Challenge: Can you find the lines of the listing that include "logging" and copy every one?
── Dataset records
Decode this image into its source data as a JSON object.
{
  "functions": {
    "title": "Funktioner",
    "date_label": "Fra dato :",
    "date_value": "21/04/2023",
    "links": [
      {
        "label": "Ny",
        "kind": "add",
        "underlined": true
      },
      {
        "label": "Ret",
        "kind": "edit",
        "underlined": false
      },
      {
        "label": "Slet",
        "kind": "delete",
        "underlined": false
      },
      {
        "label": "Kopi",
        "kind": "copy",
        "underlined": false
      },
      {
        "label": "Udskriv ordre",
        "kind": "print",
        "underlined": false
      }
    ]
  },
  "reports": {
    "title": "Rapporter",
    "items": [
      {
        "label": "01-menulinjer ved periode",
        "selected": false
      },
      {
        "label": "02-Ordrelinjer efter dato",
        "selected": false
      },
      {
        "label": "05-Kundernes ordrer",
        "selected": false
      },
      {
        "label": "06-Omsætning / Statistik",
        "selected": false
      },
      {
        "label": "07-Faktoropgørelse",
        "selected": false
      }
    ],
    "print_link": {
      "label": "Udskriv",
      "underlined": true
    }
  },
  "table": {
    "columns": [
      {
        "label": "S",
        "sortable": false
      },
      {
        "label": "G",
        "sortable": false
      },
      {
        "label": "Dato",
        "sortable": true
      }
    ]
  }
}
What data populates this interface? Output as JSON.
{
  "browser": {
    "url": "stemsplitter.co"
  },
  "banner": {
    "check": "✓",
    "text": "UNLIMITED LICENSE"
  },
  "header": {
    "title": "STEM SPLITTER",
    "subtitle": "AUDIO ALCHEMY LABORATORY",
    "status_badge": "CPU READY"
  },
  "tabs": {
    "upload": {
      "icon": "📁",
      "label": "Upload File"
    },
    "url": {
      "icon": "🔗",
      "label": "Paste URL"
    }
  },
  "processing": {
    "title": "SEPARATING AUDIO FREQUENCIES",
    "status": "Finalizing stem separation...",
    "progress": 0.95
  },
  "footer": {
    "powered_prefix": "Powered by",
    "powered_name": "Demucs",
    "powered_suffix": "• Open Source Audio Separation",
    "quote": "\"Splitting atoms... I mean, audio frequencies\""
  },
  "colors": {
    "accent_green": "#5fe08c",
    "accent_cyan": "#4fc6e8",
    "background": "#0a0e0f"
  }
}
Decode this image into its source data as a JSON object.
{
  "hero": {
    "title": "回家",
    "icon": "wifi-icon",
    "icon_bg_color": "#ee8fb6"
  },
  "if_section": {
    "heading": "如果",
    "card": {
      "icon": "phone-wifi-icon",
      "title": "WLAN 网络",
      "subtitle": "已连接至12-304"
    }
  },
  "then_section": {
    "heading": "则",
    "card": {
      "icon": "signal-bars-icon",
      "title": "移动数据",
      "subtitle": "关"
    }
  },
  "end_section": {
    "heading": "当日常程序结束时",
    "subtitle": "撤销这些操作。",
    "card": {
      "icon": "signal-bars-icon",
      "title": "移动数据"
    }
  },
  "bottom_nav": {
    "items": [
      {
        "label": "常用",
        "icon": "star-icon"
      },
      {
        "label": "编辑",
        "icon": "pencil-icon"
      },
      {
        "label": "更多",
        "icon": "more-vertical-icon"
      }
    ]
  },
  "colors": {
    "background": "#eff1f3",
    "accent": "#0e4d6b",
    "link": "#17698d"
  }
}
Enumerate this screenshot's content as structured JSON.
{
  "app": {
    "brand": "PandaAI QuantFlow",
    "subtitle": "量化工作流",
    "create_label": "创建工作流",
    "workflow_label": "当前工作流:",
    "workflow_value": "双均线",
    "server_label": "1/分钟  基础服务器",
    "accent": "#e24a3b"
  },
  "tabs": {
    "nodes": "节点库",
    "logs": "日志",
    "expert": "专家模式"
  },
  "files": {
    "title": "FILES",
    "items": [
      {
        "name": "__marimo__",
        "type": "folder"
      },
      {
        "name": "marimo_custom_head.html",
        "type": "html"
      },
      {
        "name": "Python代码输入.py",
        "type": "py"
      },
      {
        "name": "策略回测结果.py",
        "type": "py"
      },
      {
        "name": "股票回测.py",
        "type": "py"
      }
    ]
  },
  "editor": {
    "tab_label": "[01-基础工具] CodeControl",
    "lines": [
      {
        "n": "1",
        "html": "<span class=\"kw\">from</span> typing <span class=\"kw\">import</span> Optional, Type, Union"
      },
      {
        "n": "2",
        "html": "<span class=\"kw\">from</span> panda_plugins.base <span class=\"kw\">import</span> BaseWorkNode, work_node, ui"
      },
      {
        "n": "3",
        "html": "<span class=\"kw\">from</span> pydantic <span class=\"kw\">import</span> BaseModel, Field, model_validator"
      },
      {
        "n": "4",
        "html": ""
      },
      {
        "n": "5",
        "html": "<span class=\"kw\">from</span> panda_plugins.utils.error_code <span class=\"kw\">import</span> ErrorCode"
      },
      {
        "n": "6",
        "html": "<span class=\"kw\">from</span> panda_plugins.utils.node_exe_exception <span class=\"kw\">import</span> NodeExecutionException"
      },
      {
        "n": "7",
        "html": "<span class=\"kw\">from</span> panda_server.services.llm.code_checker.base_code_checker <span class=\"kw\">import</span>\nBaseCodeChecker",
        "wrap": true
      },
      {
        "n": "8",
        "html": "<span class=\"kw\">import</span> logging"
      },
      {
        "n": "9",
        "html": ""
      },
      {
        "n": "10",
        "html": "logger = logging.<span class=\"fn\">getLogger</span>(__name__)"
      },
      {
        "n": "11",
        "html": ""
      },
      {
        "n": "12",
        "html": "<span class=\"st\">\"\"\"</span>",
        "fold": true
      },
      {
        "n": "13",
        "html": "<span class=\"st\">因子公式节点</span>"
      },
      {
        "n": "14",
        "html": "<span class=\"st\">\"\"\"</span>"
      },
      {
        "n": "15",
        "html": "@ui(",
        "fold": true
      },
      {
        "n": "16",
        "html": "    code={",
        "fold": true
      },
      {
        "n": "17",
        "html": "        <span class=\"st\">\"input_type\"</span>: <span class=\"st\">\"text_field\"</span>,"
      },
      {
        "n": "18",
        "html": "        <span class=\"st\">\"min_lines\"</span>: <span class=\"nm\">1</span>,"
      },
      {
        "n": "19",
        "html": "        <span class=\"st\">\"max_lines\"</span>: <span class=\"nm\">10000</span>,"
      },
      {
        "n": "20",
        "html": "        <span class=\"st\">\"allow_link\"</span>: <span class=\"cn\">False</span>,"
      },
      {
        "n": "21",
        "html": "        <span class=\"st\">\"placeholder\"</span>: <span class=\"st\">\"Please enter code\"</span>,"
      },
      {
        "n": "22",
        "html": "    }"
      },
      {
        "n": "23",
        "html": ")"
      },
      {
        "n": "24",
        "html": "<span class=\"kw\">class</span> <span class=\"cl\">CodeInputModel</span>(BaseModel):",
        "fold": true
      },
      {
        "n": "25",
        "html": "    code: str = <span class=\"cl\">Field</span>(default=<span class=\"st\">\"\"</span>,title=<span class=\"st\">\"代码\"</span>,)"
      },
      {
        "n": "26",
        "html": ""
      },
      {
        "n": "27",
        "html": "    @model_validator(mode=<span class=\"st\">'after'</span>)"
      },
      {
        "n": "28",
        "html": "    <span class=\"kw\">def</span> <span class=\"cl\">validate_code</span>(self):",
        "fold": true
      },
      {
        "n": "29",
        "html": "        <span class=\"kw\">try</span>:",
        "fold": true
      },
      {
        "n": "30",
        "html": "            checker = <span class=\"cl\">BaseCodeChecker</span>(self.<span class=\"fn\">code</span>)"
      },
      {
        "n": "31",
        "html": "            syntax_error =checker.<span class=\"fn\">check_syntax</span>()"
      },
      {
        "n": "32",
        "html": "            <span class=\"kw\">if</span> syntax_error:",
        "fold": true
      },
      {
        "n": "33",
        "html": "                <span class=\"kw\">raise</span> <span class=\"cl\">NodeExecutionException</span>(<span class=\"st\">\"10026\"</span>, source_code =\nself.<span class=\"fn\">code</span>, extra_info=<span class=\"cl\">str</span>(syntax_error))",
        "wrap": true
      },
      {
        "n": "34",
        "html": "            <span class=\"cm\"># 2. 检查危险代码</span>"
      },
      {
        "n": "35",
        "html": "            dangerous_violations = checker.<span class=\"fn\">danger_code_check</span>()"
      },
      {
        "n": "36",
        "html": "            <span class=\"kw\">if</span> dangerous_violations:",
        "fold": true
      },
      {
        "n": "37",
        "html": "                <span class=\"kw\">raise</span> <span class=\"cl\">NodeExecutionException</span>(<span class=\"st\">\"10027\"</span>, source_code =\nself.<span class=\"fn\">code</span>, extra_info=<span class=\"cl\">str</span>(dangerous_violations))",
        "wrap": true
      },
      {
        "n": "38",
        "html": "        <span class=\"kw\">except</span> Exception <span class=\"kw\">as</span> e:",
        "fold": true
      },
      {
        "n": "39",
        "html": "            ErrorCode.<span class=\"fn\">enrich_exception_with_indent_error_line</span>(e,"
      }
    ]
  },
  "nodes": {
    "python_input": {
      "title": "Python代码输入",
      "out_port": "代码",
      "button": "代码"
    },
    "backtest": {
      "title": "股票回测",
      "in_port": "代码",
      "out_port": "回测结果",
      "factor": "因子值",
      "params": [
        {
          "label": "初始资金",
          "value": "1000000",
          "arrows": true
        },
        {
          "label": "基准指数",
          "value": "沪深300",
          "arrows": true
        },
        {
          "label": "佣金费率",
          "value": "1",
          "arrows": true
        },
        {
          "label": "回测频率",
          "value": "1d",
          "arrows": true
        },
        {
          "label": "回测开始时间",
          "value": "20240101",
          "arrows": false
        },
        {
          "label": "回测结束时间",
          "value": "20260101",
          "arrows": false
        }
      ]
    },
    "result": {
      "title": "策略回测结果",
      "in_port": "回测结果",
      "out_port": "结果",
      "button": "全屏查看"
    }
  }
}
────
Exercise solution:
        "html": "<span class=\"kw\">import</span> logging"
        "html": "logger = logging.<span class=\"fn\">getLogger</span>(__name__)"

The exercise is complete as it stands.